-- BEGIN Provided records --
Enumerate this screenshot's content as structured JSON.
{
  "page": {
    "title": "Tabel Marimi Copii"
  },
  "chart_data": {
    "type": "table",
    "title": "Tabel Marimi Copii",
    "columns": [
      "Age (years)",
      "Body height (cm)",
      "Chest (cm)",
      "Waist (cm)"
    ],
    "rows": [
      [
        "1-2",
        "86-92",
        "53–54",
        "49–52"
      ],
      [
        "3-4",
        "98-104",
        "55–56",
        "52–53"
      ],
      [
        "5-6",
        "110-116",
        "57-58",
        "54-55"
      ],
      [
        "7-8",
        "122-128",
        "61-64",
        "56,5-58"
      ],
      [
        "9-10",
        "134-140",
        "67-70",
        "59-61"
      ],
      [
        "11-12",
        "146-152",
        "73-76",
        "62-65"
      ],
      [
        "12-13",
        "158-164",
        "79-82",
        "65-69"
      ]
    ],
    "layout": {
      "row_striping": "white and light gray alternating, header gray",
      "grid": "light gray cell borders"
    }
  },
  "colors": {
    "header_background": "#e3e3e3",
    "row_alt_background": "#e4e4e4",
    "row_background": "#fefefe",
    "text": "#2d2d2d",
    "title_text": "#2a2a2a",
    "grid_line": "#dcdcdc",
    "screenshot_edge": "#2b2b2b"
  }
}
-- END Provided records --
Which lines contain the word "Copii"? Copy each of them.

    "title": "Tabel Marimi Copii"
    "title": "Tabel Marimi Copii",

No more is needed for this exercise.